** Aim **
Each record below should be repeated precisely as written.

** Data for this task **
▼
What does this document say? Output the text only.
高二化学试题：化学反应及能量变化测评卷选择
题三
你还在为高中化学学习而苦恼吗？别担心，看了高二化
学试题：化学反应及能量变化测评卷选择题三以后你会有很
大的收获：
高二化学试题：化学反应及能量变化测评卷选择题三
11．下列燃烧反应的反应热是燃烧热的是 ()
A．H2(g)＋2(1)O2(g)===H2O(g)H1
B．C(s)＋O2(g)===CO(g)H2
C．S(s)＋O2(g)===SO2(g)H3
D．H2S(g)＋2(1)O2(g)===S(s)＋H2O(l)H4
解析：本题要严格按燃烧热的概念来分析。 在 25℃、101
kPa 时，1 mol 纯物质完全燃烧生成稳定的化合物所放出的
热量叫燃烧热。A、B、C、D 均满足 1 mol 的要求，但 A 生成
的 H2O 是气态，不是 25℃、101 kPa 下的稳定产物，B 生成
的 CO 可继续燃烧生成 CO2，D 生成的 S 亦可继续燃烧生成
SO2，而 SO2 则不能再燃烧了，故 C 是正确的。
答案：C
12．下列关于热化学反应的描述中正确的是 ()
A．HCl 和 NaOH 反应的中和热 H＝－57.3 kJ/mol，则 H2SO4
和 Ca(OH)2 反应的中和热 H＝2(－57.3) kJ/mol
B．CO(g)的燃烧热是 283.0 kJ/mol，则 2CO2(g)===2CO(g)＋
▲
** Finished exercise **
What does this document say? Output the text only.
高二化学试题：化学反应及能量变化测评卷选择
题三
你还在为高中化学学习而苦恼吗？别担心，看了高二化
学试题：化学反应及能量变化测评卷选择题三以后你会有很
大的收获：
高二化学试题：化学反应及能量变化测评卷选择题三
11．下列燃烧反应的反应热是燃烧热的是 ()
A．H2(g)＋2(1)O2(g)===H2O(g)H1
B．C(s)＋O2(g)===CO(g)H2
C．S(s)＋O2(g)===SO2(g)H3
D．H2S(g)＋2(1)O2(g)===S(s)＋H2O(l)H4
解析：本题要严格按燃烧热的概念来分析。 在 25℃、101
kPa 时，1 mol 纯物质完全燃烧生成稳定的化合物所放出的
热量叫燃烧热。A、B、C、D 均满足 1 mol 的要求，但 A 生成
的 H2O 是气态，不是 25℃、101 kPa 下的稳定产物，B 生成
的 CO 可继续燃烧生成 CO2，D 生成的 S 亦可继续燃烧生成
SO2，而 SO2 则不能再燃烧了，故 C 是正确的。
答案：C
12．下列关于热化学反应的描述中正确的是 ()
A．HCl 和 NaOH 反应的中和热 H＝－57.3 kJ/mol，则 H2SO4
和 Ca(OH)2 反应的中和热 H＝2(－57.3) kJ/mol
B．CO(g)的燃烧热是 283.0 kJ/mol，则 2CO2(g)===2CO(g)＋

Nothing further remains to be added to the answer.